> **Task requirements**: Reproduce the data below in full and exclude every picture.
======== Input
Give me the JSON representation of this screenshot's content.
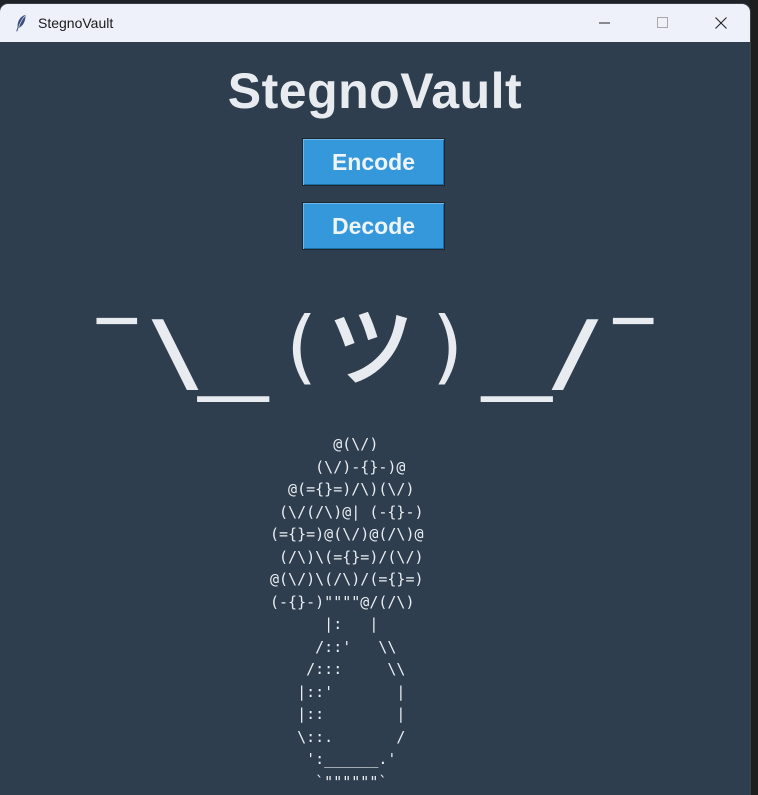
{
  "window": {
    "title": "StegnoVault",
    "icon": "feather-icon",
    "controls": [
      "minimize-icon",
      "maximize-icon",
      "close-icon"
    ]
  },
  "app": {
    "heading": "StegnoVault",
    "encode_label": "Encode",
    "decode_label": "Decode"
  },
  "shrug": {
    "left_arm": "¯\\_",
    "open_paren": "(",
    "face": "ツ",
    "close_paren": ")",
    "right_arm": "_/¯"
  },
  "ascii_art": {
    "lines": [
      "       @(\\/)",
      "     (\\/)-{}-)@",
      "  @(={}=)/\\)(\\/)",
      " (\\/(/\\)@| (-{}-)",
      "(={}=)@(\\/)@(/\\)@",
      " (/\\)\\(={}=)/(\\/)",
      "@(\\/)\\(/\\)/(={}=)",
      "(-{}-)\"\"\"\"@/(/\\)",
      "      |:   |",
      "     /::'   \\\\",
      "    /:::     \\\\",
      "   |::'       |",
      "   |::        |",
      "   \\::.       /",
      "    ':______.'",
      "     `\"\"\"\"\"\"`"
    ]
  },
  "colors": {
    "background": "#2e3e4f",
    "button": "#3498db",
    "text": "#e8ecf0",
    "titlebar": "#eef1f9"
  }
}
================
> **Exercise solution**:
Give me the JSON representation of this screenshot's content.
{
  "window": {
    "title": "StegnoVault",
    "icon": "feather-icon",
    "controls": [
      "minimize-icon",
      "maximize-icon",
      "close-icon"
    ]
  },
  "app": {
    "heading": "StegnoVault",
    "encode_label": "Encode",
    "decode_label": "Decode"
  },
  "shrug": {
    "left_arm": "¯\\_",
    "open_paren": "(",
    "face": "ツ",
    "close_paren": ")",
    "right_arm": "_/¯"
  },
  "ascii_art": {
    "lines": [
      "       @(\\/)",
      "     (\\/)-{}-)@",
      "  @(={}=)/\\)(\\/)",
      " (\\/(/\\)@| (-{}-)",
      "(={}=)@(\\/)@(/\\)@",
      " (/\\)\\(={}=)/(\\/)",
      "@(\\/)\\(/\\)/(={}=)",
      "(-{}-)\"\"\"\"@/(/\\)",
      "      |:   |",
      "     /::'   \\\\",
      "    /:::     \\\\",
      "   |::'       |",
      "   |::        |",
      "   \\::.       /",
      "    ':______.'",
      "     `\"\"\"\"\"\"`"
    ]
  },
  "colors": {
    "background": "#2e3e4f",
    "button": "#3498db",
    "text": "#e8ecf0",
    "titlebar": "#eef1f9"
  }
}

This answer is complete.